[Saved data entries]
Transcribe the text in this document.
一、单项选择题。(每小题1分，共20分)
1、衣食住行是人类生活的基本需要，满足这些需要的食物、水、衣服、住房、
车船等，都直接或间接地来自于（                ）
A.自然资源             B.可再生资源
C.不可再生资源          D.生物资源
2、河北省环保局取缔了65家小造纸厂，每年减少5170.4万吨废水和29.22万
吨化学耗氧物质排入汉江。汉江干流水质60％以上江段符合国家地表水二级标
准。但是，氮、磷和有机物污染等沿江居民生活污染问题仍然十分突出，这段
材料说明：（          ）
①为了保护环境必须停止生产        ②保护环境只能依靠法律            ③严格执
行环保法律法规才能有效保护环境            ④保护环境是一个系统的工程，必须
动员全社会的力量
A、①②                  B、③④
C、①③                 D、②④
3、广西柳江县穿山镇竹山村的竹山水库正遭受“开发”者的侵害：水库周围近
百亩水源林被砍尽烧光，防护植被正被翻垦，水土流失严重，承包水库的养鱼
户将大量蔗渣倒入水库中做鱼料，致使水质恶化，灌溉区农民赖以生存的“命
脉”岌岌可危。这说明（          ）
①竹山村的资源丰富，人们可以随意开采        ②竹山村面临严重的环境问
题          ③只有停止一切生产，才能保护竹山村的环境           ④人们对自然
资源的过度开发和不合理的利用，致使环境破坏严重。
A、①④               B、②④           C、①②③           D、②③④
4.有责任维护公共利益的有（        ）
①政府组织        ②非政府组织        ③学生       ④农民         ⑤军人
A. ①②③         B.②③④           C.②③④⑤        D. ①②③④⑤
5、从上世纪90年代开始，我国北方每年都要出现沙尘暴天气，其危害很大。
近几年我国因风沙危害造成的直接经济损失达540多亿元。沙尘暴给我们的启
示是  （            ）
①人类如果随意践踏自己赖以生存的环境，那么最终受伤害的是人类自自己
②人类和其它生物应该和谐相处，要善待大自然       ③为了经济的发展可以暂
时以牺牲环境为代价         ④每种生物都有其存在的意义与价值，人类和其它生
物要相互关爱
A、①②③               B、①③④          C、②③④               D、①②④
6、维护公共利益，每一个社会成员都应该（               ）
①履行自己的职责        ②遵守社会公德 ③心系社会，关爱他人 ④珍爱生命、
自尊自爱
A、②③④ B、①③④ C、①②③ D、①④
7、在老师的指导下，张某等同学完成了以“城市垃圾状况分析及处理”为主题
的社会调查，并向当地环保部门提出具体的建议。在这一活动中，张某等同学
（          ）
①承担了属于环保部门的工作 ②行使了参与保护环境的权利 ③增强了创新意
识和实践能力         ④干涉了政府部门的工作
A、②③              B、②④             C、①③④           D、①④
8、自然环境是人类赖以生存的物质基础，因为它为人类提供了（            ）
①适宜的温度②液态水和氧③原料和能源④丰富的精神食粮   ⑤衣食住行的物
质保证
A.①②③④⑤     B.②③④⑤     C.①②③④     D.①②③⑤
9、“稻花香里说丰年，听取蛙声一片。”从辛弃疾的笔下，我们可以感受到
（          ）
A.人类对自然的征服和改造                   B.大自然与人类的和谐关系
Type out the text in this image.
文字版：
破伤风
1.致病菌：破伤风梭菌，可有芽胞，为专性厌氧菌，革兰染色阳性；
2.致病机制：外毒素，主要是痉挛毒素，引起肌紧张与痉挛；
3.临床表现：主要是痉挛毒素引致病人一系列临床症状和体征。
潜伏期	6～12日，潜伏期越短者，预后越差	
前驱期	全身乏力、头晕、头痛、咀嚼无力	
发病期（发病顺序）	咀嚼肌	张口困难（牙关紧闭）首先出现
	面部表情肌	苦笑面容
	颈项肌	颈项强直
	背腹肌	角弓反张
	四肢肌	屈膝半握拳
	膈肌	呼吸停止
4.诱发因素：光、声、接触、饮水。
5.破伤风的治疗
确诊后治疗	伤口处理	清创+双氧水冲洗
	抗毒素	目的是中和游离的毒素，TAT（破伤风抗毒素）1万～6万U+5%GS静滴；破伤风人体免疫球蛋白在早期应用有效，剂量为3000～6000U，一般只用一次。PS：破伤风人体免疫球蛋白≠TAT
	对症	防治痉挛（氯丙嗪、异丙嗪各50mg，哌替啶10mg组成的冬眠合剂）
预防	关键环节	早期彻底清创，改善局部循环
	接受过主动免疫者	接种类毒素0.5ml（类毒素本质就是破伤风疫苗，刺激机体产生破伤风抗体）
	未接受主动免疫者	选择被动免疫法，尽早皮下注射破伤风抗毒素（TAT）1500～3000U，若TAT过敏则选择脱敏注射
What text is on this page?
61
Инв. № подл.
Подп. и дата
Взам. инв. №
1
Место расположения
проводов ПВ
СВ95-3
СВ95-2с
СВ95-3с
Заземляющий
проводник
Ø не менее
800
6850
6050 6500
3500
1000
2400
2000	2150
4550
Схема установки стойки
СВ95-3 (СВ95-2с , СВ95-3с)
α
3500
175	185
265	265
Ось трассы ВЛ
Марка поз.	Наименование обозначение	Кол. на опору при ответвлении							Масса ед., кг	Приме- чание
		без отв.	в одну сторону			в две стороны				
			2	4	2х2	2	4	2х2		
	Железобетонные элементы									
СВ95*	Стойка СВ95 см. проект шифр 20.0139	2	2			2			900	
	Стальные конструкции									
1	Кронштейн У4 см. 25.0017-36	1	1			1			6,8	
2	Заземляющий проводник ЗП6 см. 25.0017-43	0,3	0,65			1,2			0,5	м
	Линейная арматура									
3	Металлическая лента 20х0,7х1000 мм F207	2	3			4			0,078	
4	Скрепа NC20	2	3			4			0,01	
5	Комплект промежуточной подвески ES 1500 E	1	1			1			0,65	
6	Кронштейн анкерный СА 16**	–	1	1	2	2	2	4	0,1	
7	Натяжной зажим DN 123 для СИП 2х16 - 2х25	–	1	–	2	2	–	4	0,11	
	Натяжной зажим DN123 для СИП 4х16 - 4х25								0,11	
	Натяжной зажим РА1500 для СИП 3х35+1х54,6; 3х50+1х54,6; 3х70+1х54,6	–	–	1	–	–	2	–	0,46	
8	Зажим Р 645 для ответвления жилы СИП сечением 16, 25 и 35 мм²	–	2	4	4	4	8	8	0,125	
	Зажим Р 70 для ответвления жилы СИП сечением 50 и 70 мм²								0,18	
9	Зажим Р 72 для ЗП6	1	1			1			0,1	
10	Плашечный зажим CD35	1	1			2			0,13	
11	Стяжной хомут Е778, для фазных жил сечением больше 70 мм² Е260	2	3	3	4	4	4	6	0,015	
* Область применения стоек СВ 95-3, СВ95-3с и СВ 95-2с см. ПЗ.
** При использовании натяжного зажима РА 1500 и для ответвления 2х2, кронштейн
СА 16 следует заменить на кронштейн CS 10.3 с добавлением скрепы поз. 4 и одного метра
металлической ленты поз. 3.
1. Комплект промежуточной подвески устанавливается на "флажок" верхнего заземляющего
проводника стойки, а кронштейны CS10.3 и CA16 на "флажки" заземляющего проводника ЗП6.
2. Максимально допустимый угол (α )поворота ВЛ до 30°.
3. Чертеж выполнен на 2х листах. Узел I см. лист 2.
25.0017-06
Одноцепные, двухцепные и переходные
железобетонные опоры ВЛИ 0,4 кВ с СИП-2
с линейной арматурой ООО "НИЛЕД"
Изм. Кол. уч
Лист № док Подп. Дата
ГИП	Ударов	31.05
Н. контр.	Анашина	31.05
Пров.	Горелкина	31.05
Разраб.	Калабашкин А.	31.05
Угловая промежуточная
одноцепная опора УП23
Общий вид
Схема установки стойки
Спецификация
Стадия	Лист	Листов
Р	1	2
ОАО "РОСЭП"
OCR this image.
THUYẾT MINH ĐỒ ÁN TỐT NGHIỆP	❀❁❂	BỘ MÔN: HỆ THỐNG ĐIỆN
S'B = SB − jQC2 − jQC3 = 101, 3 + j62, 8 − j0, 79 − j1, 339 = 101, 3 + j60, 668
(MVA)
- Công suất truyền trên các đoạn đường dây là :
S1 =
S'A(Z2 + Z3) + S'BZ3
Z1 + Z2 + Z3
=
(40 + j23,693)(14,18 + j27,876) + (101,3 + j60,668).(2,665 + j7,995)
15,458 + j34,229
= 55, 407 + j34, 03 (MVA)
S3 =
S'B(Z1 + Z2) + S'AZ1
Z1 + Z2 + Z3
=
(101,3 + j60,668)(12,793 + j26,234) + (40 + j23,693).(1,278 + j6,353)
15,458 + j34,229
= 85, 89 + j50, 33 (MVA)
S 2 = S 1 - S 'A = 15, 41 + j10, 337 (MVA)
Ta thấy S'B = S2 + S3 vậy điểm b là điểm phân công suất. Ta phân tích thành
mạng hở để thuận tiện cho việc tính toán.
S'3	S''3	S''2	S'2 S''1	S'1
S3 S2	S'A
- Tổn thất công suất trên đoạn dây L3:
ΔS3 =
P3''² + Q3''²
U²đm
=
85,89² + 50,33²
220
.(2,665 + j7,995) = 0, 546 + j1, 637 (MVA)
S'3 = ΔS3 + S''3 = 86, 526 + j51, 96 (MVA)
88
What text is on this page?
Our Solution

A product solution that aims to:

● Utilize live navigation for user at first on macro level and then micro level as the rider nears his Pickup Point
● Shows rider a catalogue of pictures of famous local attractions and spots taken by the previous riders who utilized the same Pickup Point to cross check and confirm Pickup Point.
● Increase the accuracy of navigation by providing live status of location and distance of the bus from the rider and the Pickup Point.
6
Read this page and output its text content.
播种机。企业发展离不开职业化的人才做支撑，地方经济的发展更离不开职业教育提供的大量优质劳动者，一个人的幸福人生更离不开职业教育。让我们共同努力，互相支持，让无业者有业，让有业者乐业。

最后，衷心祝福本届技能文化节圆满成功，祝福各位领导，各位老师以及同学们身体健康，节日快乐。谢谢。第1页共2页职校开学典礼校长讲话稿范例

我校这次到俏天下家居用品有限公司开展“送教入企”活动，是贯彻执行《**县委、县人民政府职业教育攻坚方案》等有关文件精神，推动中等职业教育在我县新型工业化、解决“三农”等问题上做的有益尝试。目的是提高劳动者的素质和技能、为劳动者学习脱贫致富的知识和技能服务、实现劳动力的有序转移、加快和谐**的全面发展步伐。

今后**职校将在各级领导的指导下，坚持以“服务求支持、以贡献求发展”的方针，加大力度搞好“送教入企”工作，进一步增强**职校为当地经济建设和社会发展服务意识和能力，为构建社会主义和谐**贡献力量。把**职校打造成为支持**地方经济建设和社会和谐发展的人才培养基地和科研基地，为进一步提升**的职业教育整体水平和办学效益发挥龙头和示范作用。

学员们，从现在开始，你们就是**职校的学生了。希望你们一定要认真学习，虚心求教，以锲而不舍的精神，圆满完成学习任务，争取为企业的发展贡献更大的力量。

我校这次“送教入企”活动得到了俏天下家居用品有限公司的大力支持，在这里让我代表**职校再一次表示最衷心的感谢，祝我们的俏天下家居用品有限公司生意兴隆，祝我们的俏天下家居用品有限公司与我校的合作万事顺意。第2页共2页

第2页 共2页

# Task requirements
From the listing above, copy every line that holds the string "①②③④⑤".

# Result of this exercise
A. ①②③         B.②③④           C.②③④⑤        D. ①②③④⑤
A.①②③④⑤     B.②③④⑤     C.①②③④     D.①②③⑤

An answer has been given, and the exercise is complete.